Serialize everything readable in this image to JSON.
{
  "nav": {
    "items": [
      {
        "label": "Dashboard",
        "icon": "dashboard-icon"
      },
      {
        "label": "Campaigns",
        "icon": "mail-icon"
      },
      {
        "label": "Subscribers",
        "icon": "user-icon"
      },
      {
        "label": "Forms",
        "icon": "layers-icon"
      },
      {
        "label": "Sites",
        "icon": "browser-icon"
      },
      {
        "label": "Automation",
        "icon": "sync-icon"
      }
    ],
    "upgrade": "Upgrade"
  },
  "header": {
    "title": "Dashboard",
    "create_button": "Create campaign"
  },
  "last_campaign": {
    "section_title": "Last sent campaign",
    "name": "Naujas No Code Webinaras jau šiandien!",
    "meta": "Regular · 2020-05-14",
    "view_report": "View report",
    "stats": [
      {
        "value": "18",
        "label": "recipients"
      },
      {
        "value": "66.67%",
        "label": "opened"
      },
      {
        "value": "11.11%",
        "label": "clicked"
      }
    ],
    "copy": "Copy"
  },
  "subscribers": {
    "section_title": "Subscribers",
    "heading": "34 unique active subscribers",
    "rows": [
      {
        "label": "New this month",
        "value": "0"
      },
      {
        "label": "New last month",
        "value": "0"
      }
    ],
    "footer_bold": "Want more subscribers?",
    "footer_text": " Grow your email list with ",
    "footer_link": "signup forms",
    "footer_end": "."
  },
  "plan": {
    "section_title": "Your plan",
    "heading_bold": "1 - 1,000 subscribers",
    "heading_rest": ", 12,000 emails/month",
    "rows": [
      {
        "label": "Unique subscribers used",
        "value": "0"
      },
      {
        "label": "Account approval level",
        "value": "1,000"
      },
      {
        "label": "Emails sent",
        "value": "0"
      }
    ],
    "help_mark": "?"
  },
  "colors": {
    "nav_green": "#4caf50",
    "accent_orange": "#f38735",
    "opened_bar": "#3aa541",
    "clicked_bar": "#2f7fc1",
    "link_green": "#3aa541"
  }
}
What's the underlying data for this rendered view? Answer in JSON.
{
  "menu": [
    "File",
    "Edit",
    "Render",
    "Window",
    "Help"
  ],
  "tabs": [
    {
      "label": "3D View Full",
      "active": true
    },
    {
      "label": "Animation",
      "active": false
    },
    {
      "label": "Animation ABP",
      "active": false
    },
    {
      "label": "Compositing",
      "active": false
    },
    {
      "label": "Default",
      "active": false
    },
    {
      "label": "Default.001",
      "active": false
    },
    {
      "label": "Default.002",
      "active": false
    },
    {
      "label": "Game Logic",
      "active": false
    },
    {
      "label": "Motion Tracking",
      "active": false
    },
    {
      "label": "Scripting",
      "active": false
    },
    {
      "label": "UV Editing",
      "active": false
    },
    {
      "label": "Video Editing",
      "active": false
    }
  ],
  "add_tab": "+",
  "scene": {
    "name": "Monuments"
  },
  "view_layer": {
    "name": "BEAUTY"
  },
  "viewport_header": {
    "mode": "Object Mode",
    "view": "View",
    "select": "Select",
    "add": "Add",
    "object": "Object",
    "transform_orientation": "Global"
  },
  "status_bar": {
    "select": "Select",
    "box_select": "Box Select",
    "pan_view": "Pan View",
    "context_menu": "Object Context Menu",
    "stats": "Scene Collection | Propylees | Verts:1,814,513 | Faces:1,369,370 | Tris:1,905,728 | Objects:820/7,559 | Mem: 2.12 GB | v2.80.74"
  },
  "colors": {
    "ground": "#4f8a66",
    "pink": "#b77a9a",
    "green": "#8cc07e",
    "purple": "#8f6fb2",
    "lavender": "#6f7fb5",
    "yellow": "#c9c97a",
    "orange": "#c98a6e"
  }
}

> **What is needed**
Work out how many lines of the data hold the string "Default". Reply with that number alone.

> **Answer for the task**
3